» **PROBLEM**
Lines that include "Grupo" make up the answer; copy all of them from the data below.

(Data extracted from a collection)

- Opening Delimiter -

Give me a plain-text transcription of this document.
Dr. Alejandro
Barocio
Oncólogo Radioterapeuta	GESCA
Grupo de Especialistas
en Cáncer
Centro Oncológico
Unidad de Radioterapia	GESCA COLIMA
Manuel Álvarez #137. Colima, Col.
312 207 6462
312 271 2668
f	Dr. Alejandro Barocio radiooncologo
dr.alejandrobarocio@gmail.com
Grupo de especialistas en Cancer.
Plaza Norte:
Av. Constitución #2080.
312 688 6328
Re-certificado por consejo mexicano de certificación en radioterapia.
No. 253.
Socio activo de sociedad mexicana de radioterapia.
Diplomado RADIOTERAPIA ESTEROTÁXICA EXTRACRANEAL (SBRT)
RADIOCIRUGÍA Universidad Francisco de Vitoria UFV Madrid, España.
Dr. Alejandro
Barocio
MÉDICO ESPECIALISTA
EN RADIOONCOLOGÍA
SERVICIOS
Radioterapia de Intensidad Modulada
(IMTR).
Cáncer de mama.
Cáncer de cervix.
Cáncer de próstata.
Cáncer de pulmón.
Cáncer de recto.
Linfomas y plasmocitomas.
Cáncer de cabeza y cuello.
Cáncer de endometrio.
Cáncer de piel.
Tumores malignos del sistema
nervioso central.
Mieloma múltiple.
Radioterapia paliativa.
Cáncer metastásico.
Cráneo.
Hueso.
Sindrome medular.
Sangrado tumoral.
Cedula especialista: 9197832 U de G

- Closing Delimiter -

» **SOLUTION TO THIS TASK**
Grupo de Especialistas
Grupo de especialistas en Cancer.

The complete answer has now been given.